Copy all the material below, exactly as it stands.

**** Data extract ****

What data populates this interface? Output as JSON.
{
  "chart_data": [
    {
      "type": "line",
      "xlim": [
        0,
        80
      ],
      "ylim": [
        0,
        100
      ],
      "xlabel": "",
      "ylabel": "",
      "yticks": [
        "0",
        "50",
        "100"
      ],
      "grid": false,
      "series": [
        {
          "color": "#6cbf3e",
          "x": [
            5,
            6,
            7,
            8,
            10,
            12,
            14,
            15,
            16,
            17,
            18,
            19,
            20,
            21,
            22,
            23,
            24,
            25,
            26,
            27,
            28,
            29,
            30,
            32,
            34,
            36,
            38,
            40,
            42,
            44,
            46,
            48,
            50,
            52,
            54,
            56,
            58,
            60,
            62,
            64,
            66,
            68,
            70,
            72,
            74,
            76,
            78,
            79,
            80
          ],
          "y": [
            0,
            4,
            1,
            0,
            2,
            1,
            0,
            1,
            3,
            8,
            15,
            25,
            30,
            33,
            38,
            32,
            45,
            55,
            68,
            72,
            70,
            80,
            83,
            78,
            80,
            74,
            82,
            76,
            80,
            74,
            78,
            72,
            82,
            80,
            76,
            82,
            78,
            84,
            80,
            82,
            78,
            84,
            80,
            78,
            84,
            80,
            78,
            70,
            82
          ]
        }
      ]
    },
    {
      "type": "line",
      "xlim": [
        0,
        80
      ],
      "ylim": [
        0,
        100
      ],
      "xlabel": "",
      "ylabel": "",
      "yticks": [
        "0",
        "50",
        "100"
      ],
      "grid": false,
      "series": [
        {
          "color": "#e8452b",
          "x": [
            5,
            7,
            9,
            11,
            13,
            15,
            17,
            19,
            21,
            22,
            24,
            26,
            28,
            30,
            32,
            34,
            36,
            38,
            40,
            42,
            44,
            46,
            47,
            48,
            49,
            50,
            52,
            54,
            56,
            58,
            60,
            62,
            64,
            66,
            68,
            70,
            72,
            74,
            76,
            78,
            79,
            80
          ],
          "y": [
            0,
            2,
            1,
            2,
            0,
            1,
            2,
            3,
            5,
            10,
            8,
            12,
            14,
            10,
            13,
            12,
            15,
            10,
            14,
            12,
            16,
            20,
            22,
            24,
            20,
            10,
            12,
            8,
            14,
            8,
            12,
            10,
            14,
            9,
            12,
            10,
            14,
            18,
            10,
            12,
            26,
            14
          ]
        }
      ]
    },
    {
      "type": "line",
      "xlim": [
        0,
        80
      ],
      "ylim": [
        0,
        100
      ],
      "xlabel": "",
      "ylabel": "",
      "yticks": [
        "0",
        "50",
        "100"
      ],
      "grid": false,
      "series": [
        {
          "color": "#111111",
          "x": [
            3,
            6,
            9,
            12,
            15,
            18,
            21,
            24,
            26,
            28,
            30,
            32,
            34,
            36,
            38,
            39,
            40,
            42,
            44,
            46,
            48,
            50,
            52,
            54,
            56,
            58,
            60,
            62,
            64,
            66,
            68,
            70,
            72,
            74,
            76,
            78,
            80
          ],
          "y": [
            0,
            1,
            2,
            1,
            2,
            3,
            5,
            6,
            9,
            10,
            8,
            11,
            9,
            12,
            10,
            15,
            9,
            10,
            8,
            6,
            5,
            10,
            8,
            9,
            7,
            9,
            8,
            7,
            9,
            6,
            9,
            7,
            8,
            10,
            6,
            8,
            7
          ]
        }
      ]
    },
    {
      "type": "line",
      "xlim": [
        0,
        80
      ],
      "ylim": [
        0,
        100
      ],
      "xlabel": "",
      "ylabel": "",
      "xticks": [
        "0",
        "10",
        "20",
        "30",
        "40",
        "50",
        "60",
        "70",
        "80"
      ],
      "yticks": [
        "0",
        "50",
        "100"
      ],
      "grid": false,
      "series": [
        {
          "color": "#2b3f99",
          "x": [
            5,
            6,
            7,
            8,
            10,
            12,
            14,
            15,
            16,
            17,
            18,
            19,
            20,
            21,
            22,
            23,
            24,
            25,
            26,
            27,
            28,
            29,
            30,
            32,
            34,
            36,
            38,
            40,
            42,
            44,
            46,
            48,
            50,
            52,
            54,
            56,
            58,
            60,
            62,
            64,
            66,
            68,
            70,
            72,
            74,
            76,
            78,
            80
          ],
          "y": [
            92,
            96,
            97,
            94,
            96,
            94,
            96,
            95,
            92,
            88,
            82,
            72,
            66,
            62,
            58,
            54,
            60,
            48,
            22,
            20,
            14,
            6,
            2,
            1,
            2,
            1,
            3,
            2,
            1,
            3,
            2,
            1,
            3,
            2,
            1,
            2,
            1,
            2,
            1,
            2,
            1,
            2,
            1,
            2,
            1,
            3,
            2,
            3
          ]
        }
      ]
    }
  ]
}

****

**The response**
What data populates this interface? Output as JSON.
{
  "chart_data": [
    {
      "type": "line",
      "xlim": [
        0,
        80
      ],
      "ylim": [
        0,
        100
      ],
      "xlabel": "",
      "ylabel": "",
      "yticks": [
        "0",
        "50",
        "100"
      ],
      "grid": false,
      "series": [
        {
          "color": "#6cbf3e",
          "x": [
            5,
            6,
            7,
            8,
            10,
            12,
            14,
            15,
            16,
            17,
            18,
            19,
            20,
            21,
            22,
            23,
            24,
            25,
            26,
            27,
            28,
            29,
            30,
            32,
            34,
            36,
            38,
            40,
            42,
            44,
            46,
            48,
            50,
            52,
            54,
            56,
            58,
            60,
            62,
            64,
            66,
            68,
            70,
            72,
            74,
            76,
            78,
            79,
            80
          ],
          "y": [
            0,
            4,
            1,
            0,
            2,
            1,
            0,
            1,
            3,
            8,
            15,
            25,
            30,
            33,
            38,
            32,
            45,
            55,
            68,
            72,
            70,
            80,
            83,
            78,
            80,
            74,
            82,
            76,
            80,
            74,
            78,
            72,
            82,
            80,
            76,
            82,
            78,
            84,
            80,
            82,
            78,
            84,
            80,
            78,
            84,
            80,
            78,
            70,
            82
          ]
        }
      ]
    },
    {
      "type": "line",
      "xlim": [
        0,
        80
      ],
      "ylim": [
        0,
        100
      ],
      "xlabel": "",
      "ylabel": "",
      "yticks": [
        "0",
        "50",
        "100"
      ],
      "grid": false,
      "series": [
        {
          "color": "#e8452b",
          "x": [
            5,
            7,
            9,
            11,
            13,
            15,
            17,
            19,
            21,
            22,
            24,
            26,
            28,
            30,
            32,
            34,
            36,
            38,
            40,
            42,
            44,
            46,
            47,
            48,
            49,
            50,
            52,
            54,
            56,
            58,
            60,
            62,
            64,
            66,
            68,
            70,
            72,
            74,
            76,
            78,
            79,
            80
          ],
          "y": [
            0,
            2,
            1,
            2,
            0,
            1,
            2,
            3,
            5,
            10,
            8,
            12,
            14,
            10,
            13,
            12,
            15,
            10,
            14,
            12,
            16,
            20,
            22,
            24,
            20,
            10,
            12,
            8,
            14,
            8,
            12,
            10,
            14,
            9,
            12,
            10,
            14,
            18,
            10,
            12,
            26,
            14
          ]
        }
      ]
    },
    {
      "type": "line",
      "xlim": [
        0,
        80
      ],
      "ylim": [
        0,
        100
      ],
      "xlabel": "",
      "ylabel": "",
      "yticks": [
        "0",
        "50",
        "100"
      ],
      "grid": false,
      "series": [
        {
          "color": "#111111",
          "x": [
            3,
            6,
            9,
            12,
            15,
            18,
            21,
            24,
            26,
            28,
            30,
            32,
            34,
            36,
            38,
            39,
            40,
            42,
            44,
            46,
            48,
            50,
            52,
            54,
            56,
            58,
            60,
            62,
            64,
            66,
            68,
            70,
            72,
            74,
            76,
            78,
            80
          ],
          "y": [
            0,
            1,
            2,
            1,
            2,
            3,
            5,
            6,
            9,
            10,
            8,
            11,
            9,
            12,
            10,
            15,
            9,
            10,
            8,
            6,
            5,
            10,
            8,
            9,
            7,
            9,
            8,
            7,
            9,
            6,
            9,
            7,
            8,
            10,
            6,
            8,
            7
          ]
        }
      ]
    },
    {
      "type": "line",
      "xlim": [
        0,
        80
      ],
      "ylim": [
        0,
        100
      ],
      "xlabel": "",
      "ylabel": "",
      "xticks": [
        "0",
        "10",
        "20",
        "30",
        "40",
        "50",
        "60",
        "70",
        "80"
      ],
      "yticks": [
        "0",
        "50",
        "100"
      ],
      "grid": false,
      "series": [
        {
          "color": "#2b3f99",
          "x": [
            5,
            6,
            7,
            8,
            10,
            12,
            14,
            15,
            16,
            17,
            18,
            19,
            20,
            21,
            22,
            23,
            24,
            25,
            26,
            27,
            28,
            29,
            30,
            32,
            34,
            36,
            38,
            40,
            42,
            44,
            46,
            48,
            50,
            52,
            54,
            56,
            58,
            60,
            62,
            64,
            66,
            68,
            70,
            72,
            74,
            76,
            78,
            80
          ],
          "y": [
            92,
            96,
            97,
            94,
            96,
            94,
            96,
            95,
            92,
            88,
            82,
            72,
            66,
            62,
            58,
            54,
            60,
            48,
            22,
            20,
            14,
            6,
            2,
            1,
            2,
            1,
            3,
            2,
            1,
            3,
            2,
            1,
            3,
            2,
            1,
            2,
            1,
            2,
            1,
            2,
            1,
            2,
            1,
            2,
            1,
            3,
            2,
            3
          ]
        }
      ]
    }
  ]
}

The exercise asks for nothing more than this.